START

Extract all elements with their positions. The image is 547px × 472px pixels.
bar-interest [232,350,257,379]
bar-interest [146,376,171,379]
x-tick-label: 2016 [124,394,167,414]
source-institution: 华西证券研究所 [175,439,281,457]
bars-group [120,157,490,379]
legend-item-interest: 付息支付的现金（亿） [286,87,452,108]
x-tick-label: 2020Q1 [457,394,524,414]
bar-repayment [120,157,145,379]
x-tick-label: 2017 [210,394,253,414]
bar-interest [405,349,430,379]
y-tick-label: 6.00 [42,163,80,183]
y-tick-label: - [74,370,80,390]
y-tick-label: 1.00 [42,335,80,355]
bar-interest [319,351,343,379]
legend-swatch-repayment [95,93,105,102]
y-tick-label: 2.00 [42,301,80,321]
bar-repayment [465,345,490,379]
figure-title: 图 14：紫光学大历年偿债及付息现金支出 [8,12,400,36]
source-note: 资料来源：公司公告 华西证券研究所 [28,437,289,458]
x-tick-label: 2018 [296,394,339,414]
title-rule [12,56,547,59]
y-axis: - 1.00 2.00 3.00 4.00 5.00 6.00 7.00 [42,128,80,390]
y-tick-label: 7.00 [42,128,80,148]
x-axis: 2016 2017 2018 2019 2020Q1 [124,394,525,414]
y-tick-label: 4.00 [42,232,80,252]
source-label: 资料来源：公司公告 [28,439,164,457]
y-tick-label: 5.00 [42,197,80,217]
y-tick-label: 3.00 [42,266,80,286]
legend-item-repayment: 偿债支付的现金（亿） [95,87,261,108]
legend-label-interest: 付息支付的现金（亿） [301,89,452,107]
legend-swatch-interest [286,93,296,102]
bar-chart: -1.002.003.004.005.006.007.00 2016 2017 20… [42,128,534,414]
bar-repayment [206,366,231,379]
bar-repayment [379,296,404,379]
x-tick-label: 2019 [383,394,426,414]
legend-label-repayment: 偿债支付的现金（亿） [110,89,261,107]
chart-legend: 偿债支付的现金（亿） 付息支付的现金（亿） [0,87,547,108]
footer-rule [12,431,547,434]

END

Print every line of the records above again, unchanged and in the same order.

Extract all elements with their positions. The image is 547px × 472px pixels.
bar-interest [232,350,257,379]
bar-interest [146,376,171,379]
x-tick-label: 2016 [124,394,167,414]
source-institution: 华西证券研究所 [175,439,281,457]
bars-group [120,157,490,379]
legend-item-interest: 付息支付的现金（亿） [286,87,452,108]
x-tick-label: 2020Q1 [457,394,524,414]
bar-repayment [120,157,145,379]
x-tick-label: 2017 [210,394,253,414]
bar-interest [405,349,430,379]
y-tick-label: 6.00 [42,163,80,183]
y-tick-label: - [74,370,80,390]
y-tick-label: 1.00 [42,335,80,355]
bar-interest [319,351,343,379]
legend-swatch-repayment [95,93,105,102]
y-tick-label: 2.00 [42,301,80,321]
bar-repayment [465,345,490,379]
figure-title: 图 14：紫光学大历年偿债及付息现金支出 [8,12,400,36]
source-note: 资料来源：公司公告 华西证券研究所 [28,437,289,458]
x-tick-label: 2018 [296,394,339,414]
title-rule [12,56,547,59]
y-axis: - 1.00 2.00 3.00 4.00 5.00 6.00 7.00 [42,128,80,390]
y-tick-label: 7.00 [42,128,80,148]
x-axis: 2016 2017 2018 2019 2020Q1 [124,394,525,414]
y-tick-label: 4.00 [42,232,80,252]
source-label: 资料来源：公司公告 [28,439,164,457]
y-tick-label: 5.00 [42,197,80,217]
y-tick-label: 3.00 [42,266,80,286]
legend-item-repayment: 偿债支付的现金（亿） [95,87,261,108]
legend-label-interest: 付息支付的现金（亿） [301,89,452,107]
legend-swatch-interest [286,93,296,102]
bar-chart: -1.002.003.004.005.006.007.00 2016 2017 20… [42,128,534,414]
bar-repayment [206,366,231,379]
bar-repayment [379,296,404,379]
x-tick-label: 2019 [383,394,426,414]
legend-label-repayment: 偿债支付的现金（亿） [110,89,261,107]
chart-legend: 偿债支付的现金（亿） 付息支付的现金（亿） [0,87,547,108]
footer-rule [12,431,547,434]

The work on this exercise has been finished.